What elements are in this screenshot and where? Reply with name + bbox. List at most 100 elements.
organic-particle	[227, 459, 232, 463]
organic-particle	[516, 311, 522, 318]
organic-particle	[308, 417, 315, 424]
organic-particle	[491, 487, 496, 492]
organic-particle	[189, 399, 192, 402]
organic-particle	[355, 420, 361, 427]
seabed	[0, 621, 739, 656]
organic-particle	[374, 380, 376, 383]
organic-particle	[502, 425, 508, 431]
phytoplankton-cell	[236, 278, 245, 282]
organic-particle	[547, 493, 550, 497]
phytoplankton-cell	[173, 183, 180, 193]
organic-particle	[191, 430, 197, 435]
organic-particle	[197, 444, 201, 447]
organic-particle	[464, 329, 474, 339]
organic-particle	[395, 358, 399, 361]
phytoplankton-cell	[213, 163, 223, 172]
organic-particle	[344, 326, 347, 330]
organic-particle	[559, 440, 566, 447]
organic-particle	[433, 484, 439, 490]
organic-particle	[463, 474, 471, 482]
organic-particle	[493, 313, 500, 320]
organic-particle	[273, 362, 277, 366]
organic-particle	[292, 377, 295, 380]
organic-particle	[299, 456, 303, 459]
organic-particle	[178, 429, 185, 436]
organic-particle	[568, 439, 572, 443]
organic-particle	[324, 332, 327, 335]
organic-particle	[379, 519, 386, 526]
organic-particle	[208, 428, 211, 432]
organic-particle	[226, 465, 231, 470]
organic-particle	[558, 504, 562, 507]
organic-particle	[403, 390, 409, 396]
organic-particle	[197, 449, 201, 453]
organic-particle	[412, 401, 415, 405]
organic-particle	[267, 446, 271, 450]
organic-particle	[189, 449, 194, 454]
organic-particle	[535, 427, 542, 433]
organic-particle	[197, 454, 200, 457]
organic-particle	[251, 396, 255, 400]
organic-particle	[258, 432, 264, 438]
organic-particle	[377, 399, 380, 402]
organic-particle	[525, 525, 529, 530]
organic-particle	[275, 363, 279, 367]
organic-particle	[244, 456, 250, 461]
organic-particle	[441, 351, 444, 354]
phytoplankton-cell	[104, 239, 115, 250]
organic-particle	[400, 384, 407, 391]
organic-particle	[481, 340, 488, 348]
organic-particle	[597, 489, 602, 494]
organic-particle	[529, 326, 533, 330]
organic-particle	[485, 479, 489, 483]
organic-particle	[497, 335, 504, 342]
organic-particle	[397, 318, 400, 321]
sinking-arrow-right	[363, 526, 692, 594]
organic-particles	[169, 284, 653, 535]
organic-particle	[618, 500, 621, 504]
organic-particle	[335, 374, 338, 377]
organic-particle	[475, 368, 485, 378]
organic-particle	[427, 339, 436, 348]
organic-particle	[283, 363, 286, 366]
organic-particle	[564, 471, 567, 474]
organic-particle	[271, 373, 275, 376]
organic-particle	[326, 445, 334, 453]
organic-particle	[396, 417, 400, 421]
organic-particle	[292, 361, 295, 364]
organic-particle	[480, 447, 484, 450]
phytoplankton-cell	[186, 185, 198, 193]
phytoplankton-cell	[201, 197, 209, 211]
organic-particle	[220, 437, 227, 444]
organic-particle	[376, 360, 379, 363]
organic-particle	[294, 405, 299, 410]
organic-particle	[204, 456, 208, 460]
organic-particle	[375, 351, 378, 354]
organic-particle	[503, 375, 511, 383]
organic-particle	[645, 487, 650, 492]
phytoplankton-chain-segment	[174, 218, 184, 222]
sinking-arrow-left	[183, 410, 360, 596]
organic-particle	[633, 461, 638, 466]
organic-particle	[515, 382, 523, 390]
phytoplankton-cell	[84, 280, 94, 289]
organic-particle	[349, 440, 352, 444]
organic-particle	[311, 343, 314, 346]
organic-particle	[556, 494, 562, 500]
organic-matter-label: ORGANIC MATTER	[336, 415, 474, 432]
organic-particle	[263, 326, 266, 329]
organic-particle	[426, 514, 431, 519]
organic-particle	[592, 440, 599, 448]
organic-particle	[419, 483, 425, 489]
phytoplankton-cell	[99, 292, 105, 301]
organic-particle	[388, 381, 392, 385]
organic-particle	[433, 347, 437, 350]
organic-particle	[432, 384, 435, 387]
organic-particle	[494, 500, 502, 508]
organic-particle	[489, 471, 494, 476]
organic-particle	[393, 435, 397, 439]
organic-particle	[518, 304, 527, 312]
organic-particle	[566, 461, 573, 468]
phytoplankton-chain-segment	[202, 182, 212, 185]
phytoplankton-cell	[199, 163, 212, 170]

---+---

▸ **Requirements**
Can you pull out the items, starting at the first line and ending at the line that contains "425, 508, 431]", and reproduce every line character for character?

▸ **Task result**
What elements are in this screenshot and where? Reply with name + bbox. List at most 100 elements.
organic-particle	[227, 459, 232, 463]
organic-particle	[516, 311, 522, 318]
organic-particle	[308, 417, 315, 424]
organic-particle	[491, 487, 496, 492]
organic-particle	[189, 399, 192, 402]
organic-particle	[355, 420, 361, 427]
seabed	[0, 621, 739, 656]
organic-particle	[374, 380, 376, 383]
organic-particle	[502, 425, 508, 431]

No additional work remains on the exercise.